=== Task prompt ===
Copy each line that contains the word "Cotta".

Collection entries
● ● ●
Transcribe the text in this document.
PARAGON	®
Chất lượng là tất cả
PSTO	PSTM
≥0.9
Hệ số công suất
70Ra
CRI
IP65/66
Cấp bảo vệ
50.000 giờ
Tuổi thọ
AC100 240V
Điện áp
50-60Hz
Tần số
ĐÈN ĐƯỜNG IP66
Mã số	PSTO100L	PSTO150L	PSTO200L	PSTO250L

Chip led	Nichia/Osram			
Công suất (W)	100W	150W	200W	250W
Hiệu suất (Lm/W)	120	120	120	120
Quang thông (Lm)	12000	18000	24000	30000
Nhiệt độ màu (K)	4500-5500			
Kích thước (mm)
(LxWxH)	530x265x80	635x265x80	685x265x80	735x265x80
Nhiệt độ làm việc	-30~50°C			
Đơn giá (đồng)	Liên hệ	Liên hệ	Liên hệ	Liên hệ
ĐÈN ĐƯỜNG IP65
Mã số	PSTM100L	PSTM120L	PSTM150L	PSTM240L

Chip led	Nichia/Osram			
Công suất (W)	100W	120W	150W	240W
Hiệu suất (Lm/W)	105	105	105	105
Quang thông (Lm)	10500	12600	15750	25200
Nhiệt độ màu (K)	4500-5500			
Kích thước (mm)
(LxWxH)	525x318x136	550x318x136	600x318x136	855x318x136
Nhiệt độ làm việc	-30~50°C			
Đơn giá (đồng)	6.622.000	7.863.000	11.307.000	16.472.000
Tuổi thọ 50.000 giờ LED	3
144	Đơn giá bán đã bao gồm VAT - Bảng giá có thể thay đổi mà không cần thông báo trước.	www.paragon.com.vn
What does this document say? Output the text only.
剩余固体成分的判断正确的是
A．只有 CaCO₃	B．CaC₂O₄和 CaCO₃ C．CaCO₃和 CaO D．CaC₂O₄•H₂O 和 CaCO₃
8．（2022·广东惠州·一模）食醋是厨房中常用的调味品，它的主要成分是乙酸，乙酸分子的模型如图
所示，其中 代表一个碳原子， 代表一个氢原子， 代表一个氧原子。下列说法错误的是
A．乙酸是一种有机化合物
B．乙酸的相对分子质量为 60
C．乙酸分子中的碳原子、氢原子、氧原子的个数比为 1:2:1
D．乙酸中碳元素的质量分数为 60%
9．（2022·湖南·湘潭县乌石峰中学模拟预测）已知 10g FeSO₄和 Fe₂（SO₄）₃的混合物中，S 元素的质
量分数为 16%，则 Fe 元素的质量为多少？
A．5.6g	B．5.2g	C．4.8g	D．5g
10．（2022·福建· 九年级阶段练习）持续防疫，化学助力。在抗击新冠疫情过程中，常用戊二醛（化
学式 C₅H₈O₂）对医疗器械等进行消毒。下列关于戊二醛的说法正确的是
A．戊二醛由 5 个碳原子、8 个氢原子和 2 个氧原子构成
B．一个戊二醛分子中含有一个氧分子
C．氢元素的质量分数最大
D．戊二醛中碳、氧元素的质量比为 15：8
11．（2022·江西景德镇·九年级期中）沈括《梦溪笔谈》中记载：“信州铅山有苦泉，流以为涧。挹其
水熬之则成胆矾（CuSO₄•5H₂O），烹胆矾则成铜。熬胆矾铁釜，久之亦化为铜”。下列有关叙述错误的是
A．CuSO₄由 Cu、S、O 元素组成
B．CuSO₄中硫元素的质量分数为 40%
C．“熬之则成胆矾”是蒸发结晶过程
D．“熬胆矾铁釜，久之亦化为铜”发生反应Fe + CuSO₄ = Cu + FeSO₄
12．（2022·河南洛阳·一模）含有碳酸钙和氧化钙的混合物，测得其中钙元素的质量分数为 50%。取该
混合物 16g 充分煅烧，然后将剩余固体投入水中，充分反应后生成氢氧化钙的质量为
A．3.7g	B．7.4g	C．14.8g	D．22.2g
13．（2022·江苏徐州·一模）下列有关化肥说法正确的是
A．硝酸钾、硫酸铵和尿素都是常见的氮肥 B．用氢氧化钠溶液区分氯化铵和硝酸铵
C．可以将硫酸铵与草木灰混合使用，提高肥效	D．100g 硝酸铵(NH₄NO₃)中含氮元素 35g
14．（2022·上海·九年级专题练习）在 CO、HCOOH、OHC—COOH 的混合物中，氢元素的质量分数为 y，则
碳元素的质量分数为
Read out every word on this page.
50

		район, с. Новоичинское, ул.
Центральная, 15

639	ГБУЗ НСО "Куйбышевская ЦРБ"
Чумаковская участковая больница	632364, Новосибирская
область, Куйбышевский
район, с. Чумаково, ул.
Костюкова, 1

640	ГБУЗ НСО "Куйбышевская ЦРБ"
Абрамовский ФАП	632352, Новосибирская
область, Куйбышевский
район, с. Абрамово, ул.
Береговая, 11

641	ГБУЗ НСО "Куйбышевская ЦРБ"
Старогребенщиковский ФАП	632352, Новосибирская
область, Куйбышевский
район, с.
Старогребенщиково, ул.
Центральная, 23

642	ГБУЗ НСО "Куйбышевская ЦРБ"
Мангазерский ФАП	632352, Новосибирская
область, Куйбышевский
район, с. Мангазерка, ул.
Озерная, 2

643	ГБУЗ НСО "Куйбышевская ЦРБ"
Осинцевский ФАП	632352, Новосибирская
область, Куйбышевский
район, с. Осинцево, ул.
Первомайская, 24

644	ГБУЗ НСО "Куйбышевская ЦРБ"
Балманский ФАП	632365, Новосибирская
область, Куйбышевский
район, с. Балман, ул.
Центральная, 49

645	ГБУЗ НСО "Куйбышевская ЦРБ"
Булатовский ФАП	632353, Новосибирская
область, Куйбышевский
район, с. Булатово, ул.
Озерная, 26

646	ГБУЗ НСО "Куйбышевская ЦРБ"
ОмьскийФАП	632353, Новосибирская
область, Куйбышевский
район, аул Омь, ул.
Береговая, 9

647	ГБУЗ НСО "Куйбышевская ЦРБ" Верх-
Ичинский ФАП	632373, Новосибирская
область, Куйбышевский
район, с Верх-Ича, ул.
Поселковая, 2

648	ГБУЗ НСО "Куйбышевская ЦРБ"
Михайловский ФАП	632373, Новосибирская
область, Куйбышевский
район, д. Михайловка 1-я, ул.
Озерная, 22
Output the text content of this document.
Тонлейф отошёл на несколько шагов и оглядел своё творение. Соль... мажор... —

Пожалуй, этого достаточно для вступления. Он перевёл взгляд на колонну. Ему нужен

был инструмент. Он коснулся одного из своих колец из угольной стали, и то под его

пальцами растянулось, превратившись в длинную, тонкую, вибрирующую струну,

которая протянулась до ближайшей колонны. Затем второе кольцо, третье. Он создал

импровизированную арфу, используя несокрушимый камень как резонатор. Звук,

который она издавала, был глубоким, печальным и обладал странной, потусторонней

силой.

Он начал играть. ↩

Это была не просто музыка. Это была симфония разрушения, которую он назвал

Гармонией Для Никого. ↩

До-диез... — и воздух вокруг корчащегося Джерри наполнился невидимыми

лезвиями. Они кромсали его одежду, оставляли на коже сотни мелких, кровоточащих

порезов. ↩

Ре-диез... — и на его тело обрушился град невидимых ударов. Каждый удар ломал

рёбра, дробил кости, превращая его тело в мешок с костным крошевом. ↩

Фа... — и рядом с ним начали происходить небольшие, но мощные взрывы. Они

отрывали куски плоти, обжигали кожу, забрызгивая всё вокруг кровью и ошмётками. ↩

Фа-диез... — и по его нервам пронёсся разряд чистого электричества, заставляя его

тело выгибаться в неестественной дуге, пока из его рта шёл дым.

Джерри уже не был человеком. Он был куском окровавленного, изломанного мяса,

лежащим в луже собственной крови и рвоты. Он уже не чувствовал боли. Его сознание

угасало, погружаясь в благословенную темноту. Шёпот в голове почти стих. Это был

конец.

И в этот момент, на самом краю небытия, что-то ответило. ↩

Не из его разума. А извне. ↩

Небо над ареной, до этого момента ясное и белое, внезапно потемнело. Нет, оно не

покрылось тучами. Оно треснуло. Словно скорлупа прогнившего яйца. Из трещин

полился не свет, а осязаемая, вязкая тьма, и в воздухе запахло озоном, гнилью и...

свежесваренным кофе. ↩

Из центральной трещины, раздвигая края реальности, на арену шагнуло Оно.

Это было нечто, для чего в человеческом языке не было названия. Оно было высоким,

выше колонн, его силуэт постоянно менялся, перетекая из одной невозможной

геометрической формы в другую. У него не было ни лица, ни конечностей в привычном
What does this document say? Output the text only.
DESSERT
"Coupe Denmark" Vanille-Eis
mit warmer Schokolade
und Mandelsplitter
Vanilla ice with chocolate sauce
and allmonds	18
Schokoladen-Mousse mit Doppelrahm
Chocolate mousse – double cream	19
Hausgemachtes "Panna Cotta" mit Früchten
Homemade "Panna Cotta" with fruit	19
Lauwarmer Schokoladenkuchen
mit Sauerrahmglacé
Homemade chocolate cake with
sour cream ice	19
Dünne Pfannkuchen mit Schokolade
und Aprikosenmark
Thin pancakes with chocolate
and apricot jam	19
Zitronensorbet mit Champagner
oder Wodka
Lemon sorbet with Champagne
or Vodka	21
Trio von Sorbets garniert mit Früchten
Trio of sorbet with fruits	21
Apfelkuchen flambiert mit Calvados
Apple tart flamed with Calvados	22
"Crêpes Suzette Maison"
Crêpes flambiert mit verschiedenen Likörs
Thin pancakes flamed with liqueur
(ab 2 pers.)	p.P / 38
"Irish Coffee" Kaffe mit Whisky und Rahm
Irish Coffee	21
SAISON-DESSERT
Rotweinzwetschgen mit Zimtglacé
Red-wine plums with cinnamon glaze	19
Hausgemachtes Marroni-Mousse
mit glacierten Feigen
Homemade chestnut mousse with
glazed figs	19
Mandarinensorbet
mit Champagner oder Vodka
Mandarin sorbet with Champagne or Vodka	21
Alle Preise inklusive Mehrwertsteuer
● ● ●
=== Output of the task ===
Hausgemachtes "Panna Cotta" mit Früchten
Homemade "Panna Cotta" with fruit	19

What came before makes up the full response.